*What you need to do*. Copy out every record below, word for word.

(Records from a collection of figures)
····················

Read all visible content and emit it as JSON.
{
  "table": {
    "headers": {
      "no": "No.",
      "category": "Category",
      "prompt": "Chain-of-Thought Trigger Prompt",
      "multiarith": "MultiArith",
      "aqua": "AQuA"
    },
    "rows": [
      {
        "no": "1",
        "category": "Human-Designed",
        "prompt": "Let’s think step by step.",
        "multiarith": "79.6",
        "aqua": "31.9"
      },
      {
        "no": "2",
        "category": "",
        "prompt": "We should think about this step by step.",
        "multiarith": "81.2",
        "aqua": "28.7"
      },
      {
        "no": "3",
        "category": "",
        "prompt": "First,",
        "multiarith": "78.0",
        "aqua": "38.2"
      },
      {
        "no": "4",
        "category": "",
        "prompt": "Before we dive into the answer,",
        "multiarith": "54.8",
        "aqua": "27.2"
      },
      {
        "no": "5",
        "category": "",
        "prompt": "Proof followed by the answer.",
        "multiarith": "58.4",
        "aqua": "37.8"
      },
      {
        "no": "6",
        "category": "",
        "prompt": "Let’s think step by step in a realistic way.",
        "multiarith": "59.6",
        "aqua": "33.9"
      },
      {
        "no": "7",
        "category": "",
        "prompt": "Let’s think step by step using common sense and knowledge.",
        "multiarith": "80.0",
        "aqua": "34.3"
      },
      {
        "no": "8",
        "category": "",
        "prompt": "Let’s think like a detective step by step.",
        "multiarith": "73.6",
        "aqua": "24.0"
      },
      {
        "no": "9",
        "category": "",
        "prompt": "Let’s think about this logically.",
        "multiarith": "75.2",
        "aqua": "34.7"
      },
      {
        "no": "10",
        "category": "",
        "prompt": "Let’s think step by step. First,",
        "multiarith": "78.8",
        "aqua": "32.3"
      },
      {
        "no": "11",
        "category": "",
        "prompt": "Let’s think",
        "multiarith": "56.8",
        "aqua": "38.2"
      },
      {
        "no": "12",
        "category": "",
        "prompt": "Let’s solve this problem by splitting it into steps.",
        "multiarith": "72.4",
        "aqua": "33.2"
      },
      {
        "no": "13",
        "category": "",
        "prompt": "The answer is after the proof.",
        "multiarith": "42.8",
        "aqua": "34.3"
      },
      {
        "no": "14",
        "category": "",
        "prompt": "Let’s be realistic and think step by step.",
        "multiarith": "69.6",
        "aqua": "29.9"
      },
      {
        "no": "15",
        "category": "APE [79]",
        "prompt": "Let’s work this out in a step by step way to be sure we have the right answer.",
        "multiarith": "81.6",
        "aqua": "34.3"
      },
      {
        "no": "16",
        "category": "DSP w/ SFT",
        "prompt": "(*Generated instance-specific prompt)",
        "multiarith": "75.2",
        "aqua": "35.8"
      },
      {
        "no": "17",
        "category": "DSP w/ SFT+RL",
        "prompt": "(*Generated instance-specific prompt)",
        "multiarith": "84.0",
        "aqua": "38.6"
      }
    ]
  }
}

····················

*Task output*.
Read all visible content and emit it as JSON.
{
  "table": {
    "headers": {
      "no": "No.",
      "category": "Category",
      "prompt": "Chain-of-Thought Trigger Prompt",
      "multiarith": "MultiArith",
      "aqua": "AQuA"
    },
    "rows": [
      {
        "no": "1",
        "category": "Human-Designed",
        "prompt": "Let’s think step by step.",
        "multiarith": "79.6",
        "aqua": "31.9"
      },
      {
        "no": "2",
        "category": "",
        "prompt": "We should think about this step by step.",
        "multiarith": "81.2",
        "aqua": "28.7"
      },
      {
        "no": "3",
        "category": "",
        "prompt": "First,",
        "multiarith": "78.0",
        "aqua": "38.2"
      },
      {
        "no": "4",
        "category": "",
        "prompt": "Before we dive into the answer,",
        "multiarith": "54.8",
        "aqua": "27.2"
      },
      {
        "no": "5",
        "category": "",
        "prompt": "Proof followed by the answer.",
        "multiarith": "58.4",
        "aqua": "37.8"
      },
      {
        "no": "6",
        "category": "",
        "prompt": "Let’s think step by step in a realistic way.",
        "multiarith": "59.6",
        "aqua": "33.9"
      },
      {
        "no": "7",
        "category": "",
        "prompt": "Let’s think step by step using common sense and knowledge.",
        "multiarith": "80.0",
        "aqua": "34.3"
      },
      {
        "no": "8",
        "category": "",
        "prompt": "Let’s think like a detective step by step.",
        "multiarith": "73.6",
        "aqua": "24.0"
      },
      {
        "no": "9",
        "category": "",
        "prompt": "Let’s think about this logically.",
        "multiarith": "75.2",
        "aqua": "34.7"
      },
      {
        "no": "10",
        "category": "",
        "prompt": "Let’s think step by step. First,",
        "multiarith": "78.8",
        "aqua": "32.3"
      },
      {
        "no": "11",
        "category": "",
        "prompt": "Let’s think",
        "multiarith": "56.8",
        "aqua": "38.2"
      },
      {
        "no": "12",
        "category": "",
        "prompt": "Let’s solve this problem by splitting it into steps.",
        "multiarith": "72.4",
        "aqua": "33.2"
      },
      {
        "no": "13",
        "category": "",
        "prompt": "The answer is after the proof.",
        "multiarith": "42.8",
        "aqua": "34.3"
      },
      {
        "no": "14",
        "category": "",
        "prompt": "Let’s be realistic and think step by step.",
        "multiarith": "69.6",
        "aqua": "29.9"
      },
      {
        "no": "15",
        "category": "APE [79]",
        "prompt": "Let’s work this out in a step by step way to be sure we have the right answer.",
        "multiarith": "81.6",
        "aqua": "34.3"
      },
      {
        "no": "16",
        "category": "DSP w/ SFT",
        "prompt": "(*Generated instance-specific prompt)",
        "multiarith": "75.2",
        "aqua": "35.8"
      },
      {
        "no": "17",
        "category": "DSP w/ SFT+RL",
        "prompt": "(*Generated instance-specific prompt)",
        "multiarith": "84.0",
        "aqua": "38.6"
      }
    ]
  }
}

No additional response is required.